**PROBLEM TO SOLVE**
Format the lines starting at the first line and ending at the line that contains "x-tick-label: 0.8 (429, 364, 455, 385)" as a JSON list of strings, one string per line, leaving out any blank lines.

**Bounding box annotations**
>>
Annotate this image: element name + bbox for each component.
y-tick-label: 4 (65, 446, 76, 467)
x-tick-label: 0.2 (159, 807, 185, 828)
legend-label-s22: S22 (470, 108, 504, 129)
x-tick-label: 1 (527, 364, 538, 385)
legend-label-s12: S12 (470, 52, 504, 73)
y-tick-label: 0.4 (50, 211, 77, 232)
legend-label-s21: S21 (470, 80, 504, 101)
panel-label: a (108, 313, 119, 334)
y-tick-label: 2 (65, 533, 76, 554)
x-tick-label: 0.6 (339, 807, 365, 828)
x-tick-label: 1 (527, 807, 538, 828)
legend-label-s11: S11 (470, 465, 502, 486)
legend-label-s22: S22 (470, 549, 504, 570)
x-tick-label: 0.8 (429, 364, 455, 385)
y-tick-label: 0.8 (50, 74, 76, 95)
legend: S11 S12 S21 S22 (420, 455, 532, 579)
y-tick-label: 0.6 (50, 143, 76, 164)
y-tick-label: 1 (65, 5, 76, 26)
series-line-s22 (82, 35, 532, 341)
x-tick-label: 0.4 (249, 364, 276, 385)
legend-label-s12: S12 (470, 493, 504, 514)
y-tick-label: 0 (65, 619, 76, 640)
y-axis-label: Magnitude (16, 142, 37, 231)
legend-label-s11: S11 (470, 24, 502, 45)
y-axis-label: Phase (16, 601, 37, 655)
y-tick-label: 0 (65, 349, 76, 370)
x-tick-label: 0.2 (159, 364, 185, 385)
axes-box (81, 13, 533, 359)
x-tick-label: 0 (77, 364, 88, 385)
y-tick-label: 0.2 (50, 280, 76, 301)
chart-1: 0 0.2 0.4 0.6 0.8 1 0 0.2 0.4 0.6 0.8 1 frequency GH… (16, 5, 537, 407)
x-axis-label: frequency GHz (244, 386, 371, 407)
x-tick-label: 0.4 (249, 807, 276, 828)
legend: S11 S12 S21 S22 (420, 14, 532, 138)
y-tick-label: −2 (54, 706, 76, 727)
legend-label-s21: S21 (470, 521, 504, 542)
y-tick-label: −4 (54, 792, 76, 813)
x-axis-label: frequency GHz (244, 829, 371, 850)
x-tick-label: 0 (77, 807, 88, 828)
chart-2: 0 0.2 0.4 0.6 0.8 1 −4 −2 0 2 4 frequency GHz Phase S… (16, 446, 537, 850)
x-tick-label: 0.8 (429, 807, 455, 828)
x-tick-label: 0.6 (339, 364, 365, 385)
<<
**TASK OUTPUT**
[
  "Annotate this image: element name + bbox for each component.",
  "y-tick-label: 4 (65, 446, 76, 467)",
  "x-tick-label: 0.2 (159, 807, 185, 828)",
  "legend-label-s22: S22 (470, 108, 504, 129)",
  "x-tick-label: 1 (527, 364, 538, 385)",
  "legend-label-s12: S12 (470, 52, 504, 73)",
  "y-tick-label: 0.4 (50, 211, 77, 232)",
  "legend-label-s21: S21 (470, 80, 504, 101)",
  "panel-label: a (108, 313, 119, 334)",
  "y-tick-label: 2 (65, 533, 76, 554)",
  "x-tick-label: 0.6 (339, 807, 365, 828)",
  "x-tick-label: 1 (527, 807, 538, 828)",
  "legend-label-s11: S11 (470, 465, 502, 486)",
  "legend-label-s22: S22 (470, 549, 504, 570)",
  "x-tick-label: 0.8 (429, 364, 455, 385)"
]